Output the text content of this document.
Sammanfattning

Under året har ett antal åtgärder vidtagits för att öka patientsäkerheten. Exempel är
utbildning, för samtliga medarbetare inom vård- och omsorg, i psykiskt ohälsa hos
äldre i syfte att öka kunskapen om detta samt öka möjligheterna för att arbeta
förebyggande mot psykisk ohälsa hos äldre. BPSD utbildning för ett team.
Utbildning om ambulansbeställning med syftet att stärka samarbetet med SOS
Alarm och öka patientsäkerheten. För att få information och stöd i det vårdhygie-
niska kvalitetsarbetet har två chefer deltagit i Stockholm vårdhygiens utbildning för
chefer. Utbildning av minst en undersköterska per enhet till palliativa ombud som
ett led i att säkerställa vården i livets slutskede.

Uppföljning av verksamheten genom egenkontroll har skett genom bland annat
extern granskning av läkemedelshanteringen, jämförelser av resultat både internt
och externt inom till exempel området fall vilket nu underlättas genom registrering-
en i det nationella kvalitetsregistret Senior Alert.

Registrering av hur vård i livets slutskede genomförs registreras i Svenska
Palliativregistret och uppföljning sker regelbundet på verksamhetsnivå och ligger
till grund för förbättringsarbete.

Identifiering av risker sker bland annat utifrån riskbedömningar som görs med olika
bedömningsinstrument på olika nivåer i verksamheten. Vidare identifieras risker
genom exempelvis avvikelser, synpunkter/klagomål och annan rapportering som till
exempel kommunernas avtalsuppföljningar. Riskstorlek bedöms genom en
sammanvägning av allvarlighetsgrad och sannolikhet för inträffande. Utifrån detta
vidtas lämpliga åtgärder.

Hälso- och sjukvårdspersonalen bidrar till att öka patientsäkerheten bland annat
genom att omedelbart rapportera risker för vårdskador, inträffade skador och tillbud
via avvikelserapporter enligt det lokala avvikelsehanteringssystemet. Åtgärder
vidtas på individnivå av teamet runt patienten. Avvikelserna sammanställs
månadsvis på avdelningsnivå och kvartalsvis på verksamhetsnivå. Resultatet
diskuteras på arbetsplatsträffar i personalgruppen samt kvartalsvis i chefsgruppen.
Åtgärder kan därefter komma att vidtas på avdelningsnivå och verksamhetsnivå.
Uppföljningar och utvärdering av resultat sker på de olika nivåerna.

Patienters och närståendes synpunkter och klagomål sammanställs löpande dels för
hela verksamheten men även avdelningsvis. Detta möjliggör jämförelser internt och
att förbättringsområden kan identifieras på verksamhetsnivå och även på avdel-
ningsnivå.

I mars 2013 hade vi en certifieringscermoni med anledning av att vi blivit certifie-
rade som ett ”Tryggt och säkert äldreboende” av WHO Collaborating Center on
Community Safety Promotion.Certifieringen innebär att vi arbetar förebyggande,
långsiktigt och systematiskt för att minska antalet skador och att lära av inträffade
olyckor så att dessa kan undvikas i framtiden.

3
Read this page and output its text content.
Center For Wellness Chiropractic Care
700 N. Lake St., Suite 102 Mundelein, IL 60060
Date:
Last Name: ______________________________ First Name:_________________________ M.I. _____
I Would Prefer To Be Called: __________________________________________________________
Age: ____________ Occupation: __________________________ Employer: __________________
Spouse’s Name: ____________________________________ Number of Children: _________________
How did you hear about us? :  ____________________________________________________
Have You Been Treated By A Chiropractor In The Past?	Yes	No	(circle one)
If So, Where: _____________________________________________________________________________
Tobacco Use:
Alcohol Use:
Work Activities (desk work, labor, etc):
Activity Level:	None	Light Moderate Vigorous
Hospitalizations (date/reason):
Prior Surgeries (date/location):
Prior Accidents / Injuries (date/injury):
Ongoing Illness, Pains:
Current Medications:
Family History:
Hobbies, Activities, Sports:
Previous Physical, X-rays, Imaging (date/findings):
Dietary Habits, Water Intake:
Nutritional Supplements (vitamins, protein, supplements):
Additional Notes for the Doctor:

ABOUT THIS EXERCISE
From the line with "Read this page and output its text content." to the final line of the entries above, return every line exactly as written.

SOLUTION TO THE EXERCISE
Read this page and output its text content.
Center For Wellness Chiropractic Care
700 N. Lake St., Suite 102 Mundelein, IL 60060
Date:
Last Name: ______________________________ First Name:_________________________ M.I. _____
I Would Prefer To Be Called: __________________________________________________________
Age: ____________ Occupation: __________________________ Employer: __________________
Spouse’s Name: ____________________________________ Number of Children: _________________
How did you hear about us? :  ____________________________________________________
Have You Been Treated By A Chiropractor In The Past?	Yes	No	(circle one)
If So, Where: _____________________________________________________________________________
Tobacco Use:
Alcohol Use:
Work Activities (desk work, labor, etc):
Activity Level:	None	Light Moderate Vigorous
Hospitalizations (date/reason):
Prior Surgeries (date/location):
Prior Accidents / Injuries (date/injury):
Ongoing Illness, Pains:
Current Medications:
Family History:
Hobbies, Activities, Sports:
Previous Physical, X-rays, Imaging (date/findings):
Dietary Habits, Water Intake:
Nutritional Supplements (vitamins, protein, supplements):
Additional Notes for the Doctor:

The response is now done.